Task objective:
Give the number of lines holding the string "гость" and nothing more.

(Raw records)

>>

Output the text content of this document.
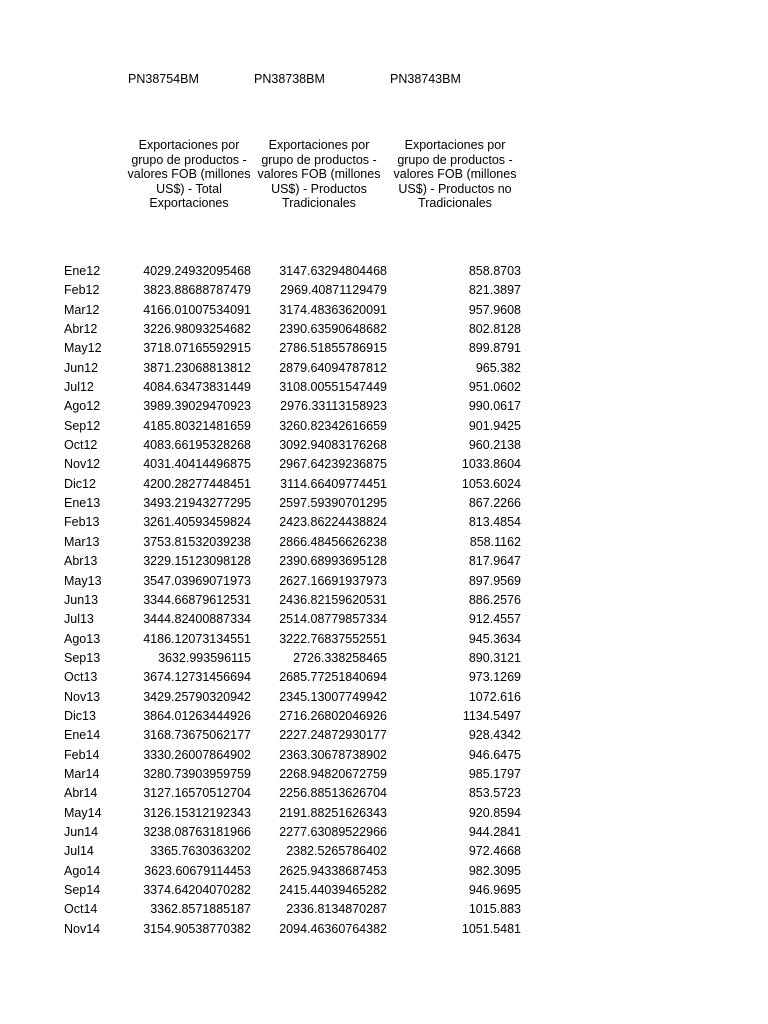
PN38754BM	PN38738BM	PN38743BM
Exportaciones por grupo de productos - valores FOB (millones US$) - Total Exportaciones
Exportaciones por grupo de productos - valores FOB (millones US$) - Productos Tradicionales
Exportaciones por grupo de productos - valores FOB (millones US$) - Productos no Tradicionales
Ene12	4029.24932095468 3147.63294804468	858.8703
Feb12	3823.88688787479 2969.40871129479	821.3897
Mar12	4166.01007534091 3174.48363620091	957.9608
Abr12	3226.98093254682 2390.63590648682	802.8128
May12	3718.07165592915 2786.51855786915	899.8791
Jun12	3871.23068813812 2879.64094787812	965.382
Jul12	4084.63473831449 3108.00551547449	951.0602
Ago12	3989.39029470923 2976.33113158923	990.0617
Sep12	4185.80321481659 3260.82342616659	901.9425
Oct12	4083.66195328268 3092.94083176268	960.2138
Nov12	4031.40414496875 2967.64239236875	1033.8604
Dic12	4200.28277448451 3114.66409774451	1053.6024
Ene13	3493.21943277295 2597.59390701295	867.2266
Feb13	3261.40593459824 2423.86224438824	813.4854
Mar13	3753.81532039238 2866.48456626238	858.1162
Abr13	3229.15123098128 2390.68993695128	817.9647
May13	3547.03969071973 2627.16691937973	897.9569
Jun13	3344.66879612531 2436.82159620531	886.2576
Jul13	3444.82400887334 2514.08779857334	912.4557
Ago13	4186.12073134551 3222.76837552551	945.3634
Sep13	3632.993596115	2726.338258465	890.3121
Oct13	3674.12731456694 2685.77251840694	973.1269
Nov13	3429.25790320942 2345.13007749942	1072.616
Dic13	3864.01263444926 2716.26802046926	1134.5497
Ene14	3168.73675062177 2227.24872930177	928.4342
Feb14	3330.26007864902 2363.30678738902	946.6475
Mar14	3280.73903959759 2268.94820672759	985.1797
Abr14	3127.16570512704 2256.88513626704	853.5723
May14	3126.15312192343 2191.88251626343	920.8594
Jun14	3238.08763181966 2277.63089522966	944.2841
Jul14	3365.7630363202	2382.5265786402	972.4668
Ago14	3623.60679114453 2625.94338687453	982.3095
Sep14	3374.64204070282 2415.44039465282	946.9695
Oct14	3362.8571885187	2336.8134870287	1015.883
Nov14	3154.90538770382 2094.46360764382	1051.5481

<<
>>

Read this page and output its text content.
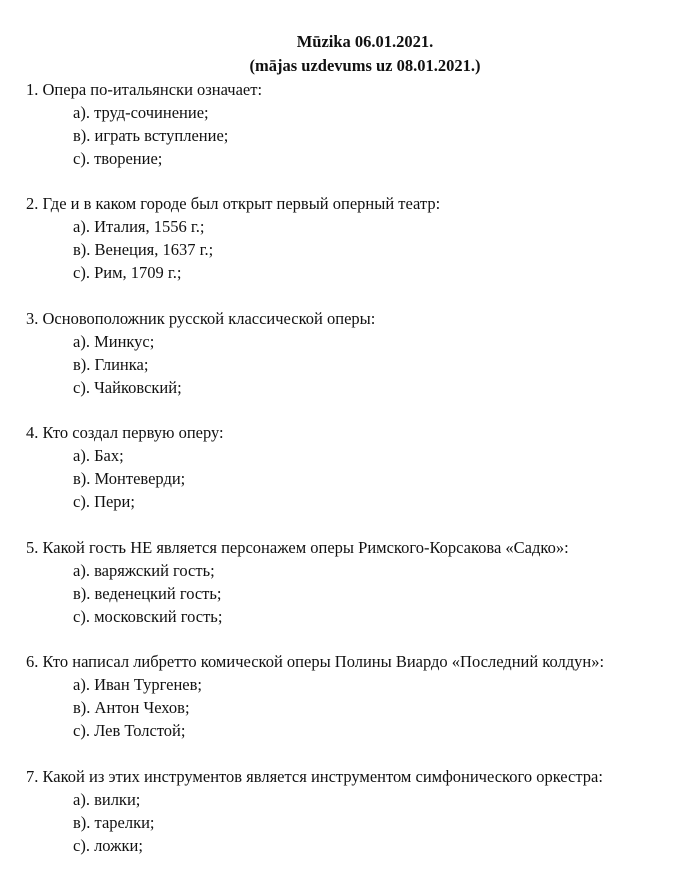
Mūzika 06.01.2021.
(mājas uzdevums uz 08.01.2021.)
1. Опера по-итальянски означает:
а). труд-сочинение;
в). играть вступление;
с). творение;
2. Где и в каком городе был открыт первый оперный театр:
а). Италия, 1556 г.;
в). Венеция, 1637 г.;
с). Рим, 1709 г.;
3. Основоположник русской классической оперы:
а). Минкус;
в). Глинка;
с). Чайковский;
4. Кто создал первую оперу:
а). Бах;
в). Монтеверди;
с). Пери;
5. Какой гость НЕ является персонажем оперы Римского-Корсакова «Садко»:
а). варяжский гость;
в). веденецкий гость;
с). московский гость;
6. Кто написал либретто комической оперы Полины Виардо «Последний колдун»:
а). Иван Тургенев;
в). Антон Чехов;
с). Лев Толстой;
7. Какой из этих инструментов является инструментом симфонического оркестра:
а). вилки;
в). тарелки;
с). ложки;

<<
>>

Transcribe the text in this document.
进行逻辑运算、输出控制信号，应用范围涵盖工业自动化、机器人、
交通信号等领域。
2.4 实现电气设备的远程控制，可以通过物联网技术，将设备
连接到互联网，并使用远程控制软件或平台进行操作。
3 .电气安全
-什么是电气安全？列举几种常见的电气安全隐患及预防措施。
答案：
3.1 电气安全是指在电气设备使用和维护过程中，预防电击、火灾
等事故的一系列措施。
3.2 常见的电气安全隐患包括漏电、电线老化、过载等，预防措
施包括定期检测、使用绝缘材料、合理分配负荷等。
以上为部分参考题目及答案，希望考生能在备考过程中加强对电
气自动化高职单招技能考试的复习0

<<

Output for this exercise:
4